Start of DATASET CONTENT
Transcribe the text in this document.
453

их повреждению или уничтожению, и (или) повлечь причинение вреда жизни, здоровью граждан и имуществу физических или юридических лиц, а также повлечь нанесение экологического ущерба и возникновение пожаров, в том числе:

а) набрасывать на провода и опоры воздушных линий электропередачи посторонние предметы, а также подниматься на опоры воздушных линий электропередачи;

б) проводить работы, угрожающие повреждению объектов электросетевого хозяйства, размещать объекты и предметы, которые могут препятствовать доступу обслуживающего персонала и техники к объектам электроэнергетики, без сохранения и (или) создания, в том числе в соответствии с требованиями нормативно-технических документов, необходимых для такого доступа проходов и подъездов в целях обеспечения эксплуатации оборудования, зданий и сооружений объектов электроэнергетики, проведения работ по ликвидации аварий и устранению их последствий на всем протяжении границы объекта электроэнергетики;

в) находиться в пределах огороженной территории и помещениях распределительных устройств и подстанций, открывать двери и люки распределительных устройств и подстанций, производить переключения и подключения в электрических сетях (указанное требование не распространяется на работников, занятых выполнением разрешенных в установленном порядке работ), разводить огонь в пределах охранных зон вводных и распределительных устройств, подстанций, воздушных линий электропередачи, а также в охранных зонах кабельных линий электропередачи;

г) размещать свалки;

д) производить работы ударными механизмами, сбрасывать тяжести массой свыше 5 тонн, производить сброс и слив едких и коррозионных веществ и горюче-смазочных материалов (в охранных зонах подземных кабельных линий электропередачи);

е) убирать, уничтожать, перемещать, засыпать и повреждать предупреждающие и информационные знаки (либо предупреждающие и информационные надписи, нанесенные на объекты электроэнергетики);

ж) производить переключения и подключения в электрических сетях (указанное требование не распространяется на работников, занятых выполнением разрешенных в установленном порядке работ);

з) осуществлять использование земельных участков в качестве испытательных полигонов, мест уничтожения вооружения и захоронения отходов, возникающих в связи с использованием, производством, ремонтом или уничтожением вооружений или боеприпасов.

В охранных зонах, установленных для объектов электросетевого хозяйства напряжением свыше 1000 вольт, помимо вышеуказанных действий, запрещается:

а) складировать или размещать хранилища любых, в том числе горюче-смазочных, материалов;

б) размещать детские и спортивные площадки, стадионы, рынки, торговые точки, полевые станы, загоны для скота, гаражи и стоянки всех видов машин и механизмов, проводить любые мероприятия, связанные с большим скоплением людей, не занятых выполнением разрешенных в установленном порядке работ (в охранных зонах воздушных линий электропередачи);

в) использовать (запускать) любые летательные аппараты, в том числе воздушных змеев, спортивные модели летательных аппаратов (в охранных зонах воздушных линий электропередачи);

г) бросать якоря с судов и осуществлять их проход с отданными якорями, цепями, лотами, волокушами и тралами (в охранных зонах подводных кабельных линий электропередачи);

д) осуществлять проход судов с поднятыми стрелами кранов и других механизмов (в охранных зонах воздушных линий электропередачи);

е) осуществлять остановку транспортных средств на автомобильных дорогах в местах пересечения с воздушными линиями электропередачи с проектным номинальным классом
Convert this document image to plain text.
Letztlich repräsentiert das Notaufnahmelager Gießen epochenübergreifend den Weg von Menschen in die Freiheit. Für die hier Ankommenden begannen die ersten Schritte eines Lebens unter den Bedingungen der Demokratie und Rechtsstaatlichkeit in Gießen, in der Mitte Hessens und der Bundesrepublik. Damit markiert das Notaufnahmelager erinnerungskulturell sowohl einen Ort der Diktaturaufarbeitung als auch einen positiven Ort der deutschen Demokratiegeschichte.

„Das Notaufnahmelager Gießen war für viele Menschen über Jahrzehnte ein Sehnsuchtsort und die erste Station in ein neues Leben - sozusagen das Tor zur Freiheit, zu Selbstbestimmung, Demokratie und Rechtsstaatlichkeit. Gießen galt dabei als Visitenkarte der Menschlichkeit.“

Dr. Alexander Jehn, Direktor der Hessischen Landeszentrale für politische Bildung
End of DATASET CONTENT
■ TASK OBJECTIVE
Write out every line exactly as it stands.

■ TASK SOLUTION
Transcribe the text in this document.
453

их повреждению или уничтожению, и (или) повлечь причинение вреда жизни, здоровью граждан и имуществу физических или юридических лиц, а также повлечь нанесение экологического ущерба и возникновение пожаров, в том числе:

а) набрасывать на провода и опоры воздушных линий электропередачи посторонние предметы, а также подниматься на опоры воздушных линий электропередачи;

б) проводить работы, угрожающие повреждению объектов электросетевого хозяйства, размещать объекты и предметы, которые могут препятствовать доступу обслуживающего персонала и техники к объектам электроэнергетики, без сохранения и (или) создания, в том числе в соответствии с требованиями нормативно-технических документов, необходимых для такого доступа проходов и подъездов в целях обеспечения эксплуатации оборудования, зданий и сооружений объектов электроэнергетики, проведения работ по ликвидации аварий и устранению их последствий на всем протяжении границы объекта электроэнергетики;

в) находиться в пределах огороженной территории и помещениях распределительных устройств и подстанций, открывать двери и люки распределительных устройств и подстанций, производить переключения и подключения в электрических сетях (указанное требование не распространяется на работников, занятых выполнением разрешенных в установленном порядке работ), разводить огонь в пределах охранных зон вводных и распределительных устройств, подстанций, воздушных линий электропередачи, а также в охранных зонах кабельных линий электропередачи;

г) размещать свалки;

д) производить работы ударными механизмами, сбрасывать тяжести массой свыше 5 тонн, производить сброс и слив едких и коррозионных веществ и горюче-смазочных материалов (в охранных зонах подземных кабельных линий электропередачи);

е) убирать, уничтожать, перемещать, засыпать и повреждать предупреждающие и информационные знаки (либо предупреждающие и информационные надписи, нанесенные на объекты электроэнергетики);

ж) производить переключения и подключения в электрических сетях (указанное требование не распространяется на работников, занятых выполнением разрешенных в установленном порядке работ);

з) осуществлять использование земельных участков в качестве испытательных полигонов, мест уничтожения вооружения и захоронения отходов, возникающих в связи с использованием, производством, ремонтом или уничтожением вооружений или боеприпасов.

В охранных зонах, установленных для объектов электросетевого хозяйства напряжением свыше 1000 вольт, помимо вышеуказанных действий, запрещается:

а) складировать или размещать хранилища любых, в том числе горюче-смазочных, материалов;

б) размещать детские и спортивные площадки, стадионы, рынки, торговые точки, полевые станы, загоны для скота, гаражи и стоянки всех видов машин и механизмов, проводить любые мероприятия, связанные с большим скоплением людей, не занятых выполнением разрешенных в установленном порядке работ (в охранных зонах воздушных линий электропередачи);

в) использовать (запускать) любые летательные аппараты, в том числе воздушных змеев, спортивные модели летательных аппаратов (в охранных зонах воздушных линий электропередачи);

г) бросать якоря с судов и осуществлять их проход с отданными якорями, цепями, лотами, волокушами и тралами (в охранных зонах подводных кабельных линий электропередачи);

д) осуществлять проход судов с поднятыми стрелами кранов и других механизмов (в охранных зонах воздушных линий электропередачи);

е) осуществлять остановку транспортных средств на автомобильных дорогах в местах пересечения с воздушными линиями электропередачи с проектным номинальным классом
Convert this document image to plain text.
Letztlich repräsentiert das Notaufnahmelager Gießen epochenübergreifend den Weg von Menschen in die Freiheit. Für die hier Ankommenden begannen die ersten Schritte eines Lebens unter den Bedingungen der Demokratie und Rechtsstaatlichkeit in Gießen, in der Mitte Hessens und der Bundesrepublik. Damit markiert das Notaufnahmelager erinnerungskulturell sowohl einen Ort der Diktaturaufarbeitung als auch einen positiven Ort der deutschen Demokratiegeschichte.

„Das Notaufnahmelager Gießen war für viele Menschen über Jahrzehnte ein Sehnsuchtsort und die erste Station in ein neues Leben - sozusagen das Tor zur Freiheit, zu Selbstbestimmung, Demokratie und Rechtsstaatlichkeit. Gießen galt dabei als Visitenkarte der Menschlichkeit.“

Dr. Alexander Jehn, Direktor der Hessischen Landeszentrale für politische Bildung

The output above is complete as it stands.